TASK DIRECTIONS » Without altering anything, repeat each of the records.

PROVIDED MATERIAL »
--------------------
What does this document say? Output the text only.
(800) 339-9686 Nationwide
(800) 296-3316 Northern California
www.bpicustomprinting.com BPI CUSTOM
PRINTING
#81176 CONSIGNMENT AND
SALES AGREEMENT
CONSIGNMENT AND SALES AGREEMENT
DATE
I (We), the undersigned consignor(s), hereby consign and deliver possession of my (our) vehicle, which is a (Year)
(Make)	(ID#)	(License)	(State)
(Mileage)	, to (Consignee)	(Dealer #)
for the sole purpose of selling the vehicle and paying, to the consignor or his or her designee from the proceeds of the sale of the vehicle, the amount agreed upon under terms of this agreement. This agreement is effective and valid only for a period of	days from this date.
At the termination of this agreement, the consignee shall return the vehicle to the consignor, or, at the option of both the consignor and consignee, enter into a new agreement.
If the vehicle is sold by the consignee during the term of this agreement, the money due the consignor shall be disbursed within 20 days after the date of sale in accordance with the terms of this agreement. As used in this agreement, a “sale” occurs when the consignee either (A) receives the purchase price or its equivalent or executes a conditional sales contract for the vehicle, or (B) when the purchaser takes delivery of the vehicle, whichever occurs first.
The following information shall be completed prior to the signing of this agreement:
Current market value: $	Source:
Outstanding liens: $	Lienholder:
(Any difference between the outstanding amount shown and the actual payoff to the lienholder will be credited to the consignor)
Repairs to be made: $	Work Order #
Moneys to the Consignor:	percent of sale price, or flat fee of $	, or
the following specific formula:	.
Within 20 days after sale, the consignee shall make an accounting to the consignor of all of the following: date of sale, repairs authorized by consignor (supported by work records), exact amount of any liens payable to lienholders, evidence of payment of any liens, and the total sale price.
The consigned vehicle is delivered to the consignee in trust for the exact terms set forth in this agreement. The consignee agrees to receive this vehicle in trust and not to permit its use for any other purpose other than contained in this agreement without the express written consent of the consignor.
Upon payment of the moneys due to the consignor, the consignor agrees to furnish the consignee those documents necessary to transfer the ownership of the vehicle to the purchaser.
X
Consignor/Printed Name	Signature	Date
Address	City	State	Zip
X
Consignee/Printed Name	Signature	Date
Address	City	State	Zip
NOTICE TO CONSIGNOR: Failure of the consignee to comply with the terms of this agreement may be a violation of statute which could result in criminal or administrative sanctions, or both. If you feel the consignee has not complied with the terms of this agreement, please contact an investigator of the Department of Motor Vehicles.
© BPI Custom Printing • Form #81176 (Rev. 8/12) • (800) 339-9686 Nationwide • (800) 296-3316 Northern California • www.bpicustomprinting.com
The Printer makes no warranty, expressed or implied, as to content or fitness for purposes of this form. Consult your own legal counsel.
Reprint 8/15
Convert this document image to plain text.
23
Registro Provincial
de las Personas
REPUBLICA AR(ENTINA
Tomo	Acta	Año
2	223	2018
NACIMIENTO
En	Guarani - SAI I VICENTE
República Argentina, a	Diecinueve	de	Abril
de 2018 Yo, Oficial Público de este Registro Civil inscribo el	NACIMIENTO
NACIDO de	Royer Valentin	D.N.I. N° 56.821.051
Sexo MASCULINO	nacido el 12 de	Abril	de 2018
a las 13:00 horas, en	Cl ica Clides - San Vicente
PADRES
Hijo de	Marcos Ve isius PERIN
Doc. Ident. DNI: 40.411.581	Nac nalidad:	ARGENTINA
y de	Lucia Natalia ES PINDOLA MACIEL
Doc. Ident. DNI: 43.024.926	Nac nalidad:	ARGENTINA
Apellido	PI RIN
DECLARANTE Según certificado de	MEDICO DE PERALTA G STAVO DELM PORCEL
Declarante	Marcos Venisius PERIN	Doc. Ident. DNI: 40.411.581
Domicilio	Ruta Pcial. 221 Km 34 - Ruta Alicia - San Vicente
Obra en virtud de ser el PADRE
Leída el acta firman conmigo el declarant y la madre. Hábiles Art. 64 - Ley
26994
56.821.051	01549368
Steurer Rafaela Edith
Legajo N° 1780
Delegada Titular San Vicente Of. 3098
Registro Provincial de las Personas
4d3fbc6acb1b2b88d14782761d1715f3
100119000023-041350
--------------------
EXERCISE RESULT »
What does this document say? Output the text only.
(800) 339-9686 Nationwide
(800) 296-3316 Northern California
www.bpicustomprinting.com BPI CUSTOM
PRINTING
#81176 CONSIGNMENT AND
SALES AGREEMENT
CONSIGNMENT AND SALES AGREEMENT
DATE
I (We), the undersigned consignor(s), hereby consign and deliver possession of my (our) vehicle, which is a (Year)
(Make)	(ID#)	(License)	(State)
(Mileage)	, to (Consignee)	(Dealer #)
for the sole purpose of selling the vehicle and paying, to the consignor or his or her designee from the proceeds of the sale of the vehicle, the amount agreed upon under terms of this agreement. This agreement is effective and valid only for a period of	days from this date.
At the termination of this agreement, the consignee shall return the vehicle to the consignor, or, at the option of both the consignor and consignee, enter into a new agreement.
If the vehicle is sold by the consignee during the term of this agreement, the money due the consignor shall be disbursed within 20 days after the date of sale in accordance with the terms of this agreement. As used in this agreement, a “sale” occurs when the consignee either (A) receives the purchase price or its equivalent or executes a conditional sales contract for the vehicle, or (B) when the purchaser takes delivery of the vehicle, whichever occurs first.
The following information shall be completed prior to the signing of this agreement:
Current market value: $	Source:
Outstanding liens: $	Lienholder:
(Any difference between the outstanding amount shown and the actual payoff to the lienholder will be credited to the consignor)
Repairs to be made: $	Work Order #
Moneys to the Consignor:	percent of sale price, or flat fee of $	, or
the following specific formula:	.
Within 20 days after sale, the consignee shall make an accounting to the consignor of all of the following: date of sale, repairs authorized by consignor (supported by work records), exact amount of any liens payable to lienholders, evidence of payment of any liens, and the total sale price.
The consigned vehicle is delivered to the consignee in trust for the exact terms set forth in this agreement. The consignee agrees to receive this vehicle in trust and not to permit its use for any other purpose other than contained in this agreement without the express written consent of the consignor.
Upon payment of the moneys due to the consignor, the consignor agrees to furnish the consignee those documents necessary to transfer the ownership of the vehicle to the purchaser.
X
Consignor/Printed Name	Signature	Date
Address	City	State	Zip
X
Consignee/Printed Name	Signature	Date
Address	City	State	Zip
NOTICE TO CONSIGNOR: Failure of the consignee to comply with the terms of this agreement may be a violation of statute which could result in criminal or administrative sanctions, or both. If you feel the consignee has not complied with the terms of this agreement, please contact an investigator of the Department of Motor Vehicles.
© BPI Custom Printing • Form #81176 (Rev. 8/12) • (800) 339-9686 Nationwide • (800) 296-3316 Northern California • www.bpicustomprinting.com
The Printer makes no warranty, expressed or implied, as to content or fitness for purposes of this form. Consult your own legal counsel.
Reprint 8/15
Convert this document image to plain text.
23
Registro Provincial
de las Personas
REPUBLICA AR(ENTINA
Tomo	Acta	Año
2	223	2018
NACIMIENTO
En	Guarani - SAI I VICENTE
República Argentina, a	Diecinueve	de	Abril
de 2018 Yo, Oficial Público de este Registro Civil inscribo el	NACIMIENTO
NACIDO de	Royer Valentin	D.N.I. N° 56.821.051
Sexo MASCULINO	nacido el 12 de	Abril	de 2018
a las 13:00 horas, en	Cl ica Clides - San Vicente
PADRES
Hijo de	Marcos Ve isius PERIN
Doc. Ident. DNI: 40.411.581	Nac nalidad:	ARGENTINA
y de	Lucia Natalia ES PINDOLA MACIEL
Doc. Ident. DNI: 43.024.926	Nac nalidad:	ARGENTINA
Apellido	PI RIN
DECLARANTE Según certificado de	MEDICO DE PERALTA G STAVO DELM PORCEL
Declarante	Marcos Venisius PERIN	Doc. Ident. DNI: 40.411.581
Domicilio	Ruta Pcial. 221 Km 34 - Ruta Alicia - San Vicente
Obra en virtud de ser el PADRE
Leída el acta firman conmigo el declarant y la madre. Hábiles Art. 64 - Ley
26994
56.821.051	01549368
Steurer Rafaela Edith
Legajo N° 1780
Delegada Titular San Vicente Of. 3098
Registro Provincial de las Personas
4d3fbc6acb1b2b88d14782761d1715f3
100119000023-041350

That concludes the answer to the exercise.